**GIVEN INSTRUCTION**
Write out the data again in full, exactly as it reads.

**Recorded data**
◇ ◇ ◇ ◇ ◇ ◇ ◇

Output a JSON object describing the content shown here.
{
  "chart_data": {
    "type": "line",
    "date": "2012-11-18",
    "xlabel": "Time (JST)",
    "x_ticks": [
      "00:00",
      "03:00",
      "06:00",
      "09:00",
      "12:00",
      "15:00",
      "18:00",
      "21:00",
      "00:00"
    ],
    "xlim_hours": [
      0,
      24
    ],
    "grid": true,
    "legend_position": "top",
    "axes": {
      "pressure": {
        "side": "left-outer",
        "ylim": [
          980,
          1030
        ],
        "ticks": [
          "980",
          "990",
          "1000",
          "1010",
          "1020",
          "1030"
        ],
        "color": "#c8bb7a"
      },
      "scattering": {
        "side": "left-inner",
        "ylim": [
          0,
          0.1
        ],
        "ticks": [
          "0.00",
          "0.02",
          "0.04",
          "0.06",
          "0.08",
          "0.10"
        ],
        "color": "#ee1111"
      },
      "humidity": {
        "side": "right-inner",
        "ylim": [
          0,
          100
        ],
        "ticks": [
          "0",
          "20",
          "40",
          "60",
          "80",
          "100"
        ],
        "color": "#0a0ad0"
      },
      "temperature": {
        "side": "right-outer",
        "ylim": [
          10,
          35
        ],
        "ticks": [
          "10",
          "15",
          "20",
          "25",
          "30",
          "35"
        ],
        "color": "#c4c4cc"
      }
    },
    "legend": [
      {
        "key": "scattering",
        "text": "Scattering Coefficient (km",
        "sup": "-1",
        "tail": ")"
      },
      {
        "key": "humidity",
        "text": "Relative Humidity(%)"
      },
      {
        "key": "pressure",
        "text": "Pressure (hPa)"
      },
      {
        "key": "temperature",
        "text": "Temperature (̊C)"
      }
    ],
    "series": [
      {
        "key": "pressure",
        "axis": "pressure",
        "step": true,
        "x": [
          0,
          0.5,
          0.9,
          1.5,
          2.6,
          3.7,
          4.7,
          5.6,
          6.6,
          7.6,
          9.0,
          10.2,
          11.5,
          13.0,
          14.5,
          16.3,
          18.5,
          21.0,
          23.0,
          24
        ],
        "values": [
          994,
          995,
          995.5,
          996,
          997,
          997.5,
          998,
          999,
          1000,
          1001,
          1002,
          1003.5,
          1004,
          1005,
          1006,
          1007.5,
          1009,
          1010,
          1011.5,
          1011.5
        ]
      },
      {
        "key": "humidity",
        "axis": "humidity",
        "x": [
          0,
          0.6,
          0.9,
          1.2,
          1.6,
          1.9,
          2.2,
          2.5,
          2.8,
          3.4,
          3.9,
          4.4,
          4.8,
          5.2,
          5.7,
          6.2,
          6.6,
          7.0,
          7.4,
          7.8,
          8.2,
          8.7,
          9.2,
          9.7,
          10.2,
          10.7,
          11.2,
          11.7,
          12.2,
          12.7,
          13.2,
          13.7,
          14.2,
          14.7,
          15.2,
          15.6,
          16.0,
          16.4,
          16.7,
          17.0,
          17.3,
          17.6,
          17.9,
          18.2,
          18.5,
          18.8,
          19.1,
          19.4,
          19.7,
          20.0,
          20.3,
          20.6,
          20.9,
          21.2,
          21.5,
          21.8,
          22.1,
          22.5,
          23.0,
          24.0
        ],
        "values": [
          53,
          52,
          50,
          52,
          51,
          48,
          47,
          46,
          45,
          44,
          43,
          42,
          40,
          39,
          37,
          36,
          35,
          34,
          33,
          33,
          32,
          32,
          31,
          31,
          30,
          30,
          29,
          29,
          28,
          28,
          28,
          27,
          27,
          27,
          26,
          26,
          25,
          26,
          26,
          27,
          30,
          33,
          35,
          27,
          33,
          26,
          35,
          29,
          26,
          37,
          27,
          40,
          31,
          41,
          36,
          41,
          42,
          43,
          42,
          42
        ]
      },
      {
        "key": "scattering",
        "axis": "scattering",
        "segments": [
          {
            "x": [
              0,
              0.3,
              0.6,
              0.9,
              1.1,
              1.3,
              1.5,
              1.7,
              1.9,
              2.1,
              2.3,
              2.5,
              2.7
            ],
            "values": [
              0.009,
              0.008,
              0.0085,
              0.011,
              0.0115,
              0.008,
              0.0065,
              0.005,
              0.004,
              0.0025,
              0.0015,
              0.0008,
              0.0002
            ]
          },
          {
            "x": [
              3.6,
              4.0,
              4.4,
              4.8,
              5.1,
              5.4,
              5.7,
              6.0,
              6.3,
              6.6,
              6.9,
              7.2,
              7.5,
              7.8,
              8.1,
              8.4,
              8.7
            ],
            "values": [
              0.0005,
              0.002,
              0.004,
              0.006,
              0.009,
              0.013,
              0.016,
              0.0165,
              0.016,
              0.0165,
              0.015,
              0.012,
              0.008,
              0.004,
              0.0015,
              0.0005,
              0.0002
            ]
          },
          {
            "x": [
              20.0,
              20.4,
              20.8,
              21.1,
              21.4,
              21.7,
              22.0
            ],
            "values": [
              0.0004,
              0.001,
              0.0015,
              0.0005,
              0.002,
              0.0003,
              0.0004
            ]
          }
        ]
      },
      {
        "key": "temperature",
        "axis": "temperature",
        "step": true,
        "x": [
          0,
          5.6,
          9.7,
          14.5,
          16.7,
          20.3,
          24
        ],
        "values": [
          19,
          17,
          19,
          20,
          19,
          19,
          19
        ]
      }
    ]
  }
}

◇ ◇ ◇ ◇ ◇ ◇ ◇

**FINISHED TASK**
Output a JSON object describing the content shown here.
{
  "chart_data": {
    "type": "line",
    "date": "2012-11-18",
    "xlabel": "Time (JST)",
    "x_ticks": [
      "00:00",
      "03:00",
      "06:00",
      "09:00",
      "12:00",
      "15:00",
      "18:00",
      "21:00",
      "00:00"
    ],
    "xlim_hours": [
      0,
      24
    ],
    "grid": true,
    "legend_position": "top",
    "axes": {
      "pressure": {
        "side": "left-outer",
        "ylim": [
          980,
          1030
        ],
        "ticks": [
          "980",
          "990",
          "1000",
          "1010",
          "1020",
          "1030"
        ],
        "color": "#c8bb7a"
      },
      "scattering": {
        "side": "left-inner",
        "ylim": [
          0,
          0.1
        ],
        "ticks": [
          "0.00",
          "0.02",
          "0.04",
          "0.06",
          "0.08",
          "0.10"
        ],
        "color": "#ee1111"
      },
      "humidity": {
        "side": "right-inner",
        "ylim": [
          0,
          100
        ],
        "ticks": [
          "0",
          "20",
          "40",
          "60",
          "80",
          "100"
        ],
        "color": "#0a0ad0"
      },
      "temperature": {
        "side": "right-outer",
        "ylim": [
          10,
          35
        ],
        "ticks": [
          "10",
          "15",
          "20",
          "25",
          "30",
          "35"
        ],
        "color": "#c4c4cc"
      }
    },
    "legend": [
      {
        "key": "scattering",
        "text": "Scattering Coefficient (km",
        "sup": "-1",
        "tail": ")"
      },
      {
        "key": "humidity",
        "text": "Relative Humidity(%)"
      },
      {
        "key": "pressure",
        "text": "Pressure (hPa)"
      },
      {
        "key": "temperature",
        "text": "Temperature (̊C)"
      }
    ],
    "series": [
      {
        "key": "pressure",
        "axis": "pressure",
        "step": true,
        "x": [
          0,
          0.5,
          0.9,
          1.5,
          2.6,
          3.7,
          4.7,
          5.6,
          6.6,
          7.6,
          9.0,
          10.2,
          11.5,
          13.0,
          14.5,
          16.3,
          18.5,
          21.0,
          23.0,
          24
        ],
        "values": [
          994,
          995,
          995.5,
          996,
          997,
          997.5,
          998,
          999,
          1000,
          1001,
          1002,
          1003.5,
          1004,
          1005,
          1006,
          1007.5,
          1009,
          1010,
          1011.5,
          1011.5
        ]
      },
      {
        "key": "humidity",
        "axis": "humidity",
        "x": [
          0,
          0.6,
          0.9,
          1.2,
          1.6,
          1.9,
          2.2,
          2.5,
          2.8,
          3.4,
          3.9,
          4.4,
          4.8,
          5.2,
          5.7,
          6.2,
          6.6,
          7.0,
          7.4,
          7.8,
          8.2,
          8.7,
          9.2,
          9.7,
          10.2,
          10.7,
          11.2,
          11.7,
          12.2,
          12.7,
          13.2,
          13.7,
          14.2,
          14.7,
          15.2,
          15.6,
          16.0,
          16.4,
          16.7,
          17.0,
          17.3,
          17.6,
          17.9,
          18.2,
          18.5,
          18.8,
          19.1,
          19.4,
          19.7,
          20.0,
          20.3,
          20.6,
          20.9,
          21.2,
          21.5,
          21.8,
          22.1,
          22.5,
          23.0,
          24.0
        ],
        "values": [
          53,
          52,
          50,
          52,
          51,
          48,
          47,
          46,
          45,
          44,
          43,
          42,
          40,
          39,
          37,
          36,
          35,
          34,
          33,
          33,
          32,
          32,
          31,
          31,
          30,
          30,
          29,
          29,
          28,
          28,
          28,
          27,
          27,
          27,
          26,
          26,
          25,
          26,
          26,
          27,
          30,
          33,
          35,
          27,
          33,
          26,
          35,
          29,
          26,
          37,
          27,
          40,
          31,
          41,
          36,
          41,
          42,
          43,
          42,
          42
        ]
      },
      {
        "key": "scattering",
        "axis": "scattering",
        "segments": [
          {
            "x": [
              0,
              0.3,
              0.6,
              0.9,
              1.1,
              1.3,
              1.5,
              1.7,
              1.9,
              2.1,
              2.3,
              2.5,
              2.7
            ],
            "values": [
              0.009,
              0.008,
              0.0085,
              0.011,
              0.0115,
              0.008,
              0.0065,
              0.005,
              0.004,
              0.0025,
              0.0015,
              0.0008,
              0.0002
            ]
          },
          {
            "x": [
              3.6,
              4.0,
              4.4,
              4.8,
              5.1,
              5.4,
              5.7,
              6.0,
              6.3,
              6.6,
              6.9,
              7.2,
              7.5,
              7.8,
              8.1,
              8.4,
              8.7
            ],
            "values": [
              0.0005,
              0.002,
              0.004,
              0.006,
              0.009,
              0.013,
              0.016,
              0.0165,
              0.016,
              0.0165,
              0.015,
              0.012,
              0.008,
              0.004,
              0.0015,
              0.0005,
              0.0002
            ]
          },
          {
            "x": [
              20.0,
              20.4,
              20.8,
              21.1,
              21.4,
              21.7,
              22.0
            ],
            "values": [
              0.0004,
              0.001,
              0.0015,
              0.0005,
              0.002,
              0.0003,
              0.0004
            ]
          }
        ]
      },
      {
        "key": "temperature",
        "axis": "temperature",
        "step": true,
        "x": [
          0,
          5.6,
          9.7,
          14.5,
          16.7,
          20.3,
          24
        ],
        "values": [
          19,
          17,
          19,
          20,
          19,
          19,
          19
        ]
      }
    ]
  }
}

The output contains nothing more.